:: PROBLEM DETAILS ::
Repeat the entries below word for word, starting at the line that contains "bar-neutral-china-mainland <box>809 174" and ending after the line that contains "legend: Moved up".

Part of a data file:
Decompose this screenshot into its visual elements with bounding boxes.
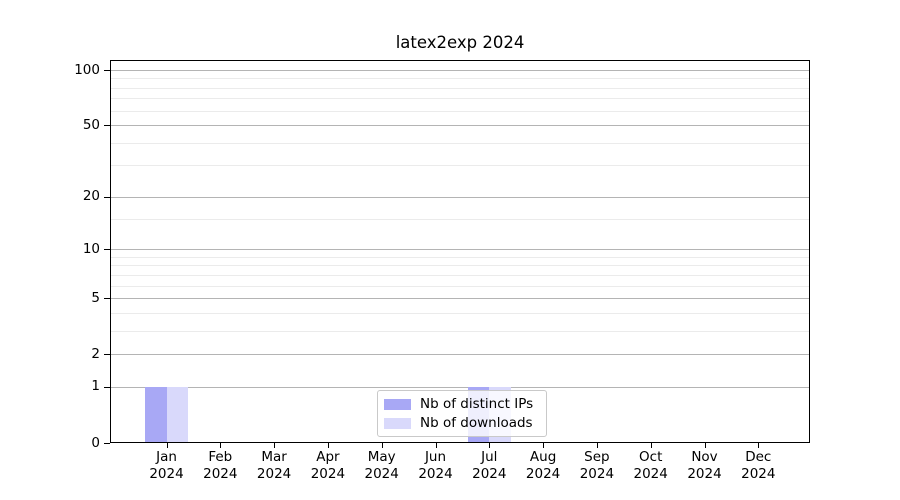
- x-tick-month: Jun: [424, 449, 447, 465]
- minor-gridline: [111, 312, 809, 314]
- major-gridline: [111, 298, 809, 300]
- x-tick-month: Nov: [691, 449, 718, 465]
- x-tick-label: Apr 2024: [300, 449, 356, 483]
- minor-gridline: [111, 218, 809, 220]
- x-tick-year: 2024: [364, 466, 399, 482]
- x-tick-label: Aug 2024: [515, 449, 571, 483]
- x-tick-month: May: [367, 449, 396, 465]
- y-tick-label: 100: [74, 61, 100, 78]
- legend-swatch-downloads-icon: [384, 417, 411, 429]
- x-tick-mark: [274, 443, 276, 448]
- x-tick-mark: [650, 443, 652, 448]
- y-tick-mark: [104, 443, 110, 444]
- x-tick-label: Nov 2024: [677, 449, 733, 483]
- minor-gridline: [111, 110, 809, 112]
- x-tick-month: Aug: [529, 449, 557, 465]
- x-tick-mark: [596, 443, 598, 448]
- x-tick-month: Apr: [316, 449, 340, 465]
- x-tick-label: May 2024: [354, 449, 410, 483]
- minor-gridline: [111, 142, 809, 144]
- x-tick-mark: [543, 443, 545, 448]
- x-tick-month: Dec: [745, 449, 772, 465]
- y-tick-mark: [104, 125, 110, 127]
- minor-gridline: [111, 165, 809, 167]
- x-tick-year: 2024: [525, 466, 561, 482]
- x-tick-label: Jan 2024: [139, 449, 195, 483]
- y-tick-mark: [104, 196, 110, 198]
- x-tick-mark: [704, 443, 706, 448]
- x-tick-mark: [489, 443, 491, 448]
- major-gridline: [111, 249, 809, 251]
- bar-jan-distinct-ips: [145, 386, 167, 442]
- x-tick-label: Oct 2024: [623, 449, 679, 483]
- x-tick-mark: [220, 443, 222, 448]
- legend: Nb of distinct IPs Nb of downloads: [377, 390, 547, 437]
- x-tick-mark: [166, 443, 168, 448]
- major-gridline: [111, 70, 809, 71]
- x-tick-year: 2024: [687, 466, 722, 482]
- x-tick-label: Mar 2024: [246, 449, 302, 483]
- y-tick-label: 0: [91, 434, 100, 451]
- y-tick-label: 20: [82, 188, 100, 205]
- y-tick-mark: [104, 249, 110, 251]
- x-tick-year: 2024: [633, 466, 668, 482]
- x-tick-year: 2024: [418, 466, 453, 482]
- legend-swatch-distinct-ips-icon: [384, 398, 411, 410]
- y-tick-label: 1: [91, 378, 100, 395]
- chart-title: latex2exp 2024: [395, 33, 525, 52]
- x-tick-mark: [435, 443, 437, 448]
- plot-area: [110, 60, 810, 443]
- major-gridline: [111, 354, 809, 356]
- x-tick-month: Jan: [156, 449, 177, 465]
- minor-gridline: [111, 285, 809, 287]
- y-tick-label: 5: [91, 289, 100, 306]
- y-tick-mark: [104, 386, 110, 388]
- x-tick-mark: [327, 443, 329, 448]
- minor-gridline: [111, 256, 809, 258]
- x-tick-year: 2024: [310, 466, 346, 482]
- major-gridline: [111, 125, 809, 127]
- major-gridline: [111, 196, 809, 198]
- x-tick-label: Jun 2024: [408, 449, 464, 483]
- y-tick-label: 50: [82, 116, 100, 133]
- x-tick-label: Dec 2024: [730, 449, 786, 483]
- x-tick-year: 2024: [256, 466, 292, 482]
- y-tick-label: 2: [91, 345, 100, 362]
- bar-jan-downloads: [166, 386, 188, 442]
- x-tick-month: Mar: [261, 449, 287, 465]
- legend-label-downloads: Nb of downloads: [420, 415, 533, 431]
- x-tick-month: Jul: [481, 449, 498, 465]
- x-tick-mark: [381, 443, 383, 448]
- x-tick-year: 2024: [579, 466, 615, 482]
- x-tick-month: Oct: [639, 449, 663, 465]
- x-tick-year: 2024: [741, 466, 776, 482]
- x-tick-label: Jul 2024: [461, 449, 517, 483]
- x-tick-mark: [758, 443, 760, 448]
- x-tick-year: 2024: [149, 466, 184, 482]
- legend-item-distinct-ips: Nb of distinct IPs: [384, 396, 540, 412]
- x-tick-year: 2024: [472, 466, 507, 482]
- minor-gridline: [111, 265, 809, 267]
- x-tick-label: Sep 2024: [569, 449, 625, 483]
- minor-gridline: [111, 78, 809, 80]
- x-tick-month: Sep: [584, 449, 610, 465]
- minor-gridline: [111, 98, 809, 100]
- major-gridline: [111, 386, 809, 388]
- legend-label-distinct-ips: Nb of distinct IPs: [420, 396, 534, 412]
- x-tick-year: 2024: [203, 466, 238, 482]
- minor-gridline: [111, 87, 809, 89]
- minor-gridline: [111, 330, 809, 332]
- x-tick-label: Feb 2024: [192, 449, 248, 483]
- minor-gridline: [111, 274, 809, 276]
- legend-item-downloads: Nb of downloads: [384, 415, 540, 431]
- y-tick-label: 10: [82, 240, 100, 257]
- x-tick-month: Feb: [208, 449, 233, 465]
- y-tick-mark: [104, 298, 110, 300]
- y-tick-mark: [104, 354, 110, 356]
- y-tick-mark: [104, 70, 110, 71]
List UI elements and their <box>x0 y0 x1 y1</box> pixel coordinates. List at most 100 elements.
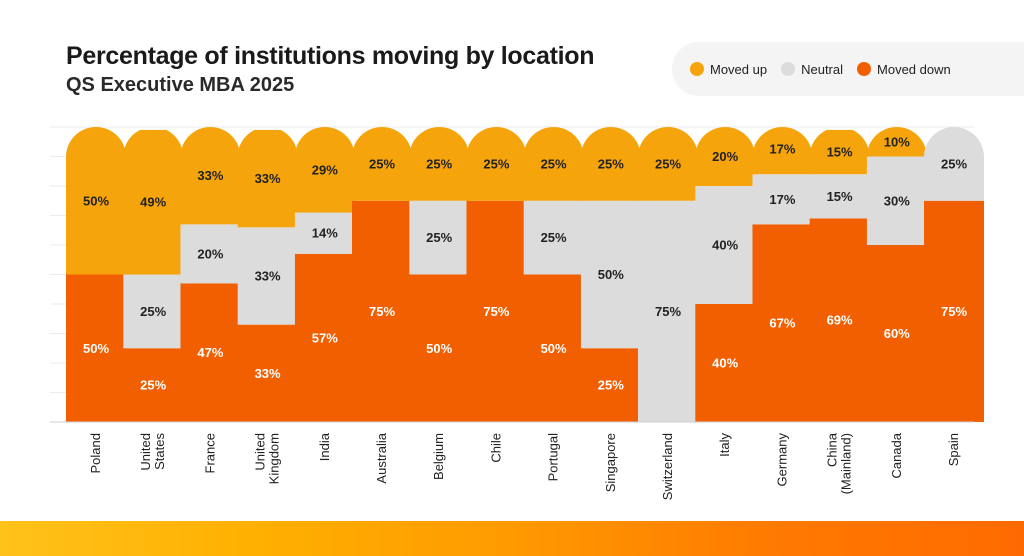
bar-neutral-china-mainland <box>809 174 870 219</box>
data-label-moved-up-united-kingdom: 33% <box>255 171 281 186</box>
data-label-neutral-spain: 25% <box>941 156 967 171</box>
data-label-moved-up-poland: 50% <box>83 193 109 208</box>
bar-moved-up-belgium <box>409 127 470 201</box>
bar-moved-down-france <box>180 283 241 422</box>
bar-moved-down-belgium <box>409 274 470 422</box>
legend-label-moved-up: Moved up <box>710 61 768 77</box>
tick-label-united-kingdom: Kingdom <box>267 433 282 484</box>
data-label-neutral-canada: 30% <box>884 193 910 208</box>
bar-moved-down-italy <box>695 304 756 422</box>
tick-label-canada: Canada <box>889 432 904 478</box>
data-label-moved-up-germany: 17% <box>769 142 795 157</box>
tick-label-spain: Spain <box>946 433 961 466</box>
legend-swatch-moved-up <box>690 62 704 76</box>
data-label-moved-up-australia: 25% <box>369 156 395 171</box>
bar-moved-down-china-mainland <box>809 218 870 422</box>
tick-label-australia: Australia <box>374 432 389 483</box>
data-label-moved-down-poland: 50% <box>83 341 109 356</box>
data-label-moved-down-chile: 75% <box>483 304 509 319</box>
bar-neutral-united-kingdom <box>237 227 298 325</box>
bar-moved-down-united-states <box>123 348 184 422</box>
tick-label-chile: Chile <box>488 433 503 463</box>
data-label-moved-down-china-mainland: 69% <box>827 313 853 328</box>
bar-group-united-kingdom: 33% 33% 33% United Kingdom <box>237 129 298 484</box>
bar-moved-down-chile <box>466 200 527 422</box>
bar-moved-up-poland <box>66 127 126 275</box>
legend: Moved up Neutral Moved down <box>672 42 1024 96</box>
bar-group-france: 47% 20% 33% France <box>180 127 241 473</box>
bar-moved-up-united-states <box>123 129 184 275</box>
data-label-moved-up-chile: 25% <box>483 156 509 171</box>
bar-neutral-canada <box>866 156 927 245</box>
data-label-moved-down-singapore: 25% <box>598 378 624 393</box>
bar-moved-down-poland <box>66 274 126 422</box>
tick-label-portugal: Portugal <box>546 433 561 482</box>
data-label-moved-down-united-kingdom: 33% <box>255 366 281 381</box>
tick-label-china-mainland: China <box>825 432 840 467</box>
data-label-moved-up-united-states: 49% <box>140 195 166 210</box>
chart-title: Percentage of institutions moving by loc… <box>66 42 595 70</box>
bar-group-germany: 67% 17% 17% Germany <box>752 127 813 486</box>
bar-neutral-belgium <box>409 200 470 275</box>
data-label-neutral-united-states: 25% <box>140 304 166 319</box>
tick-label-united-kingdom: United <box>253 433 268 471</box>
bar-neutral-united-states <box>123 274 184 349</box>
bar-moved-down-australia <box>352 200 412 422</box>
legend-swatch-moved-down <box>857 62 872 76</box>
bar-moved-up-australia <box>352 127 412 201</box>
bar-moved-up-singapore <box>580 127 641 201</box>
data-label-moved-up-switzerland: 25% <box>655 156 681 171</box>
data-label-moved-down-france: 47% <box>197 345 223 360</box>
chart-subtitle: QS Executive MBA 2025 <box>66 74 295 96</box>
data-label-moved-up-italy: 20% <box>712 149 738 164</box>
bar-neutral-spain <box>924 127 984 201</box>
legend-label-moved-down: Moved down <box>877 61 951 77</box>
legend-label-neutral: Neutral <box>801 61 844 77</box>
bar-moved-down-spain <box>924 200 984 422</box>
footer-decoration <box>0 521 1024 556</box>
bar-neutral-germany <box>752 174 813 225</box>
data-label-neutral-china-mainland: 15% <box>827 189 853 204</box>
bar-moved-up-chile <box>466 127 527 201</box>
data-label-neutral-france: 20% <box>197 246 223 261</box>
bar-moved-down-germany <box>752 224 813 422</box>
bar-group-india: 57% 14% 29% India <box>294 127 355 461</box>
data-label-moved-up-france: 33% <box>197 168 223 183</box>
bar-neutral-france <box>180 224 241 284</box>
bar-moved-up-china-mainland <box>809 129 870 175</box>
data-label-neutral-united-kingdom: 33% <box>255 268 281 283</box>
data-label-moved-up-china-mainland: 15% <box>827 145 853 160</box>
tick-label-belgium: Belgium <box>431 433 446 480</box>
bar-moved-up-portugal <box>523 127 584 201</box>
bar-neutral-india <box>294 212 355 254</box>
bar-group-switzerland: 75% 25% Switzerland <box>638 127 698 500</box>
bar-moved-down-canada <box>866 245 927 422</box>
tick-label-china-mainland: (Mainland) <box>839 433 854 494</box>
bar-neutral-italy <box>695 186 756 304</box>
bar-group-portugal: 50% 25% 25% Portugal <box>523 127 584 482</box>
bar-neutral-singapore <box>580 200 641 349</box>
legend-swatch-neutral <box>781 62 796 76</box>
bar-moved-down-portugal <box>523 274 584 422</box>
data-label-moved-up-india: 29% <box>312 162 338 177</box>
bar-group-singapore: 25% 50% 25% Singapore <box>580 127 641 492</box>
bar-moved-up-germany <box>752 127 813 175</box>
tick-label-poland: Poland <box>88 433 103 473</box>
bar-group-china-mainland: 69% 15% 15% China (Mainland) <box>809 129 870 494</box>
bar-group-canada: 60% 30% 10% Canada <box>866 127 927 479</box>
data-label-moved-down-australia: 75% <box>369 304 395 319</box>
data-label-moved-up-belgium: 25% <box>426 156 452 171</box>
tick-label-switzerland: Switzerland <box>660 433 675 500</box>
data-label-moved-down-united-states: 25% <box>140 378 166 393</box>
bar-group-belgium: 50% 25% 25% Belgium <box>409 127 470 480</box>
data-label-moved-down-portugal: 50% <box>541 341 567 356</box>
legend-item-moved-down: Moved down <box>857 62 951 77</box>
data-label-moved-down-germany: 67% <box>769 316 795 331</box>
data-label-moved-down-italy: 40% <box>712 356 738 371</box>
tick-label-united-states: United <box>138 433 153 471</box>
data-label-moved-up-canada: 10% <box>884 134 910 149</box>
bar-moved-up-italy <box>695 127 756 186</box>
data-label-neutral-germany: 17% <box>769 192 795 207</box>
bar-moved-up-switzerland <box>638 127 698 201</box>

:: RESPONSE TO THE TASK ::
bar-neutral-china-mainland <box>809 174 870 219</box>
data-label-moved-up-united-kingdom: 33% <box>255 171 281 186</box>
data-label-neutral-spain: 25% <box>941 156 967 171</box>
data-label-moved-up-poland: 50% <box>83 193 109 208</box>
bar-moved-up-belgium <box>409 127 470 201</box>
bar-moved-down-france <box>180 283 241 422</box>
bar-moved-down-belgium <box>409 274 470 422</box>
legend-label-moved-up: Moved up <box>710 61 768 77</box>
tick-label-united-kingdom: Kingdom <box>267 433 282 484</box>
data-label-neutral-canada: 30% <box>884 193 910 208</box>
bar-moved-down-italy <box>695 304 756 422</box>
tick-label-canada: Canada <box>889 432 904 478</box>
data-label-moved-up-germany: 17% <box>769 142 795 157</box>
tick-label-spain: Spain <box>946 433 961 466</box>
legend-swatch-moved-up <box>690 62 704 76</box>
data-label-moved-up-australia: 25% <box>369 156 395 171</box>
bar-moved-down-china-mainland <box>809 218 870 422</box>
tick-label-australia: Australia <box>374 432 389 483</box>
data-label-moved-down-poland: 50% <box>83 341 109 356</box>
data-label-moved-down-chile: 75% <box>483 304 509 319</box>
bar-neutral-united-kingdom <box>237 227 298 325</box>
bar-moved-down-united-states <box>123 348 184 422</box>
tick-label-chile: Chile <box>488 433 503 463</box>
data-label-moved-down-china-mainland: 69% <box>827 313 853 328</box>
bar-group-united-kingdom: 33% 33% 33% United Kingdom <box>237 129 298 484</box>
bar-moved-down-chile <box>466 200 527 422</box>
bar-moved-up-poland <box>66 127 126 275</box>
legend: Moved up Neutral Moved down <box>672 42 1024 96</box>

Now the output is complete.